Start Exercise data

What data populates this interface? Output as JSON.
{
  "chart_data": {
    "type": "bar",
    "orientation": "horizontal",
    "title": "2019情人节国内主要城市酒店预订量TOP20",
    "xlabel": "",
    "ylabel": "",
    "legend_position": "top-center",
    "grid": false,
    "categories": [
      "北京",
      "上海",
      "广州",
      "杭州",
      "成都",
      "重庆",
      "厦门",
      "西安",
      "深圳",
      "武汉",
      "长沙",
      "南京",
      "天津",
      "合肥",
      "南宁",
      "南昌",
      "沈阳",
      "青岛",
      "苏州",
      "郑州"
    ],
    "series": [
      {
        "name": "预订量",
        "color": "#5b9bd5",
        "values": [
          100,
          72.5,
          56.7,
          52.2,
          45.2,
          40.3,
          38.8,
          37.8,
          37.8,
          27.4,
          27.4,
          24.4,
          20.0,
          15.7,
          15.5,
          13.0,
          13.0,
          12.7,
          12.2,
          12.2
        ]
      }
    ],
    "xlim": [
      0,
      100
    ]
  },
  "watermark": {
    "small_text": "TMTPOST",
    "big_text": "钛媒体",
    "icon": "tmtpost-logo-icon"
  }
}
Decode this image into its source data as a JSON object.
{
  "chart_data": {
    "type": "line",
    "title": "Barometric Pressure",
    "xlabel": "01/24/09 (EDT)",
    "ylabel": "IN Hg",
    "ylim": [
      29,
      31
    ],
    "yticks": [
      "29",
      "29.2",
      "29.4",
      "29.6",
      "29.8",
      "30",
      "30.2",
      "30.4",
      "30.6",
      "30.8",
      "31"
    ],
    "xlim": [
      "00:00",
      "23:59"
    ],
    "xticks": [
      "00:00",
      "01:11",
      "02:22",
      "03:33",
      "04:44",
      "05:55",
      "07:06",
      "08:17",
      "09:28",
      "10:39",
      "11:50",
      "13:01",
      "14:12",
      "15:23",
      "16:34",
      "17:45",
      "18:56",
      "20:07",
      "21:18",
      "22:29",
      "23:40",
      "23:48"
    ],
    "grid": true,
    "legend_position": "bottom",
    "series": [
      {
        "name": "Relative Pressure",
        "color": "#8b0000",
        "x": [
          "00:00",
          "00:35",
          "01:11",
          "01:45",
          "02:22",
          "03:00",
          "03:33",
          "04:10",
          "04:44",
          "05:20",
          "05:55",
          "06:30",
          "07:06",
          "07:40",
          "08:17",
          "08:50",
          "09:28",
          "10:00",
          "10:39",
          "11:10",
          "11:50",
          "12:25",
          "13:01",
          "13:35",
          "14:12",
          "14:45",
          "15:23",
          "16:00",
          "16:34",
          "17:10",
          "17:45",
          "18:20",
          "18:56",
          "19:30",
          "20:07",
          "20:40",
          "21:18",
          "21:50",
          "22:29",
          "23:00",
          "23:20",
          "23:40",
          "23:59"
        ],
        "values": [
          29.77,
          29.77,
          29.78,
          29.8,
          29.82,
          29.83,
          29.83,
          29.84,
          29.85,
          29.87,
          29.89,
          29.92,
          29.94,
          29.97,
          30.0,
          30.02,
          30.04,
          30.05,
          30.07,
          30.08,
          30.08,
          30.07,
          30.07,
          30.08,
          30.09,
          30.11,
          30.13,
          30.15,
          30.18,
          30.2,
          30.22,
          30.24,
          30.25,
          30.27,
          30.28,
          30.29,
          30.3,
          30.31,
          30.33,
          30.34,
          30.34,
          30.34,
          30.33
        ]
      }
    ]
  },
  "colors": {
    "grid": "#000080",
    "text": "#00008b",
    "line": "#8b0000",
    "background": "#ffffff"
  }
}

End Exercise data

Short task: List each line in the listing that contains the string "this".

Solution below:
What data populates this interface? Output as JSON.
Decode this image into its source data as a JSON object.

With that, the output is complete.